##### RECORDS PROVIDED #####
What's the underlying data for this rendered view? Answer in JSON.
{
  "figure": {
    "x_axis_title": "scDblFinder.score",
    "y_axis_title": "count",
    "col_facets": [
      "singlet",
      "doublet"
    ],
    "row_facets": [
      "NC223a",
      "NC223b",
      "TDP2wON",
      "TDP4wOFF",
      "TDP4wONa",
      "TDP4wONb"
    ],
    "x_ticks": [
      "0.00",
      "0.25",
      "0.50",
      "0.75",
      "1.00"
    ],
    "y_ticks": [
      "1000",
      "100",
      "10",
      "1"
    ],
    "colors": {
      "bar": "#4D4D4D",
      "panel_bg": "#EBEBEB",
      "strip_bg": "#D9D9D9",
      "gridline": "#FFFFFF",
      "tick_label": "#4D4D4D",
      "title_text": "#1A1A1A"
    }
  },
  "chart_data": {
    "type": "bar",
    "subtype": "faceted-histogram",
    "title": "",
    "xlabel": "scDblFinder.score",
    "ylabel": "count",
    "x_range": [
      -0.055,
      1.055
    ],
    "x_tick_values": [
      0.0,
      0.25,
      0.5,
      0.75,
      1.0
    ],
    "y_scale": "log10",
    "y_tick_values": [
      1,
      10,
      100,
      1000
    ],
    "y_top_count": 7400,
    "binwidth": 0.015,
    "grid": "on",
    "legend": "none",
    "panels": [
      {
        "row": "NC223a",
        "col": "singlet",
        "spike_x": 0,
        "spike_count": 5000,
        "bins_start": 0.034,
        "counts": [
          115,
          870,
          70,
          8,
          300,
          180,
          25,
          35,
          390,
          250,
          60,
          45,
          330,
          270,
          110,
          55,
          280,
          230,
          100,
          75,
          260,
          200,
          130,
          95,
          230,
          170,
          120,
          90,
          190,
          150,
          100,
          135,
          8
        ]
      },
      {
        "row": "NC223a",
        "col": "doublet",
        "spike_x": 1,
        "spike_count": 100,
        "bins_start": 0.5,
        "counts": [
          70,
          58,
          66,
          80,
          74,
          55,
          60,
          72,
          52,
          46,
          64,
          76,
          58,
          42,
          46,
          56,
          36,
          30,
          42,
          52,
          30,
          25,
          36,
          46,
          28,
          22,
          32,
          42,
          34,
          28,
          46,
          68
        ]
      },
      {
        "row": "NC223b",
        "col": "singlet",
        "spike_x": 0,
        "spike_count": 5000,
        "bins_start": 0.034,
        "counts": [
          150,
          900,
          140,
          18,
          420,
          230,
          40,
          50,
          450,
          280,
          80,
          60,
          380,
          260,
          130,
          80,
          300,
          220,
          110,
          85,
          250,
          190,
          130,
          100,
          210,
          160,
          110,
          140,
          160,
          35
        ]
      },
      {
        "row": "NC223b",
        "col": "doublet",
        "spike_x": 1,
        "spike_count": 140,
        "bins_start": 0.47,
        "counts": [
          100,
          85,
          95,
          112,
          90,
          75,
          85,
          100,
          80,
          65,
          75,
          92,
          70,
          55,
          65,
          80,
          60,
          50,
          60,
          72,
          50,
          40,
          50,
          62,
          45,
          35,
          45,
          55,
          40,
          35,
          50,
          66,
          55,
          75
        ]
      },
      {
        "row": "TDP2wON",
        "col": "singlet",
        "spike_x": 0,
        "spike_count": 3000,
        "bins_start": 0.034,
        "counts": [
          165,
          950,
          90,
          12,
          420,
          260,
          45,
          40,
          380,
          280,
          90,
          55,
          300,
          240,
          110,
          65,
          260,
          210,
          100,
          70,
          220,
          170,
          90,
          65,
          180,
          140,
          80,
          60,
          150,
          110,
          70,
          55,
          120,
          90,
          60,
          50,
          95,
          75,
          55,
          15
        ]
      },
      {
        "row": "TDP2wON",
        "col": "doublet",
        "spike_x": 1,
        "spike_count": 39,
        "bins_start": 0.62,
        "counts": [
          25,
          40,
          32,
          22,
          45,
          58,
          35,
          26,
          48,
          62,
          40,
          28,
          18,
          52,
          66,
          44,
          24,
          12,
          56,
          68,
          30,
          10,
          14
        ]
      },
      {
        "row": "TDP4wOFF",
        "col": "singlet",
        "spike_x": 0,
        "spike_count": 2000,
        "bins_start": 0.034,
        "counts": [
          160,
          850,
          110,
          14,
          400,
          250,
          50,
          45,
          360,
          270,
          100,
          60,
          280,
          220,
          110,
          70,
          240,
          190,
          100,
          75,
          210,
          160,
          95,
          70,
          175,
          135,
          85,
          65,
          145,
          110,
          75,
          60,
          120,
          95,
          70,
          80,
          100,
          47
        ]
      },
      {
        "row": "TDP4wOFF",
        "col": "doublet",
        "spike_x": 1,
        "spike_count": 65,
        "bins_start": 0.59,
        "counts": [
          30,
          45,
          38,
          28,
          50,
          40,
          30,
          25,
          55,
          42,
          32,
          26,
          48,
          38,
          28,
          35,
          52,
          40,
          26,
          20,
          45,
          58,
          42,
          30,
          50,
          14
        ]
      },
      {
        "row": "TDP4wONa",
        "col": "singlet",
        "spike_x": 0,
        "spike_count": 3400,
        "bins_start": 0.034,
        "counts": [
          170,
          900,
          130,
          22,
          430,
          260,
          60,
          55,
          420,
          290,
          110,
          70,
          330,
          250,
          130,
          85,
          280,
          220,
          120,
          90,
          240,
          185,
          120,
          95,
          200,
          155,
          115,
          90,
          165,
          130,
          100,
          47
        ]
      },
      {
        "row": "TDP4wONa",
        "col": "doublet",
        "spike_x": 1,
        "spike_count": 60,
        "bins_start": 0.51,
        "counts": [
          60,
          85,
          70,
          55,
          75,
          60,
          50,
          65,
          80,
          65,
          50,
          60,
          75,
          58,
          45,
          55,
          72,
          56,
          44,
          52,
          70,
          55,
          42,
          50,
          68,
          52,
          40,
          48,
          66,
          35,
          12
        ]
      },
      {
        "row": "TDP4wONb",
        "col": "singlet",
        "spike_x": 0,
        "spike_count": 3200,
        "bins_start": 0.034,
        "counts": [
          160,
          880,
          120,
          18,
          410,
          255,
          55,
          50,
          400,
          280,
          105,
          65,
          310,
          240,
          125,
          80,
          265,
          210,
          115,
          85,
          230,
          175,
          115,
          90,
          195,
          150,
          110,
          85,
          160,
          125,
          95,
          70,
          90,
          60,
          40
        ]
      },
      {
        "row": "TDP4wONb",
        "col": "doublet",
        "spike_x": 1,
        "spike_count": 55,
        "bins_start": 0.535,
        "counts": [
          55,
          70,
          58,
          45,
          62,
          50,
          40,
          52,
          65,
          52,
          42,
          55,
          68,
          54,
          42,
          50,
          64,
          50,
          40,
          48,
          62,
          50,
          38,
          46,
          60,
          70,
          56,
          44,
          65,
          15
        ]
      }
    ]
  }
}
#####
● **DIRECTIVE**:
Reply with the number of lines in the data that include the string "score" and nothing else.

● **ANSWER IN FULL**:
2